Review the material line by line. Identify and copy every line that contains the string "color".
Begin DATASET RECORDS
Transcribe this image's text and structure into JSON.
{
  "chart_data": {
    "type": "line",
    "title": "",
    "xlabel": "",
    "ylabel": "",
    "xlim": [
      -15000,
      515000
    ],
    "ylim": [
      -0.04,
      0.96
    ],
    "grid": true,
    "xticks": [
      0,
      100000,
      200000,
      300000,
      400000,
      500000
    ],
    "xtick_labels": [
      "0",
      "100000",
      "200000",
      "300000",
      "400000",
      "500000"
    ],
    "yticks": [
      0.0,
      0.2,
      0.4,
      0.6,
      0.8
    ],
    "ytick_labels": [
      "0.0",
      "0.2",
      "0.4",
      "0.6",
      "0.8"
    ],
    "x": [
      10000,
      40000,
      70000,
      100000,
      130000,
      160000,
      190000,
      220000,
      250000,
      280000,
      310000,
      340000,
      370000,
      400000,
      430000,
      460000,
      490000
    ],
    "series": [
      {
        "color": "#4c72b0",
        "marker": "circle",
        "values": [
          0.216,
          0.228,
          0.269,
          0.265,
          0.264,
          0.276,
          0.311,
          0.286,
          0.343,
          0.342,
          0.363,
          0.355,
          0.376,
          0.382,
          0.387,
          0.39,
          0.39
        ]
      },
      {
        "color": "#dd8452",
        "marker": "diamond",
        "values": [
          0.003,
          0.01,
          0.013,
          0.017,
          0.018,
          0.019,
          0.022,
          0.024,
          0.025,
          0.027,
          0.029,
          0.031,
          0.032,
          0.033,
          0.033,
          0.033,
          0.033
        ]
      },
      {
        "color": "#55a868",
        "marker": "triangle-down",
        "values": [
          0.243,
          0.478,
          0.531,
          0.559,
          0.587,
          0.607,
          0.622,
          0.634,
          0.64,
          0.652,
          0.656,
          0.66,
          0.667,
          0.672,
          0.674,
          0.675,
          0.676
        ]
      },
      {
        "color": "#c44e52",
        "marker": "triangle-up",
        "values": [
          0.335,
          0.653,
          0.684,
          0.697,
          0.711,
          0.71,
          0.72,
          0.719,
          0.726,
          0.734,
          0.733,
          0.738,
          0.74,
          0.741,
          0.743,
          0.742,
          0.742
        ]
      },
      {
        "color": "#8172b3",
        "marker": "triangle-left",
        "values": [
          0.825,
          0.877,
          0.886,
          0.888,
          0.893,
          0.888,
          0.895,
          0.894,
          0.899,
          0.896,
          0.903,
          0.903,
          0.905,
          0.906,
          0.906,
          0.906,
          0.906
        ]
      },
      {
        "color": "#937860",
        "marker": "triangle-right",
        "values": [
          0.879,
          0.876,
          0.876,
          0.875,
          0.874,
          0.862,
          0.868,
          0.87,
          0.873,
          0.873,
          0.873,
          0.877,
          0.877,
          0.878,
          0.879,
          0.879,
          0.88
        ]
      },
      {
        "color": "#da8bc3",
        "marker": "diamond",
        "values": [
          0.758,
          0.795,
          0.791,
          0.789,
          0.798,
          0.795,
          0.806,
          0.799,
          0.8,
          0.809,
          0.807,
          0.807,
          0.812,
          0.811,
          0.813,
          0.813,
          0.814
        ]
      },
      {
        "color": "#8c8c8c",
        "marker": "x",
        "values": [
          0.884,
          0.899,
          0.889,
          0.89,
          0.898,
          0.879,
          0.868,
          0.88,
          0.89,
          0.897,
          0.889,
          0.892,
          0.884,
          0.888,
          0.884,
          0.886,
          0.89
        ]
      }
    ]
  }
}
End DATASET RECORDS
→ RESULT OF THIS EXERCISE
        "color": "#4c72b0",
        "color": "#dd8452",
        "color": "#55a868",
        "color": "#c44e52",
        "color": "#8172b3",
        "color": "#937860",
        "color": "#da8bc3",
        "color": "#8c8c8c",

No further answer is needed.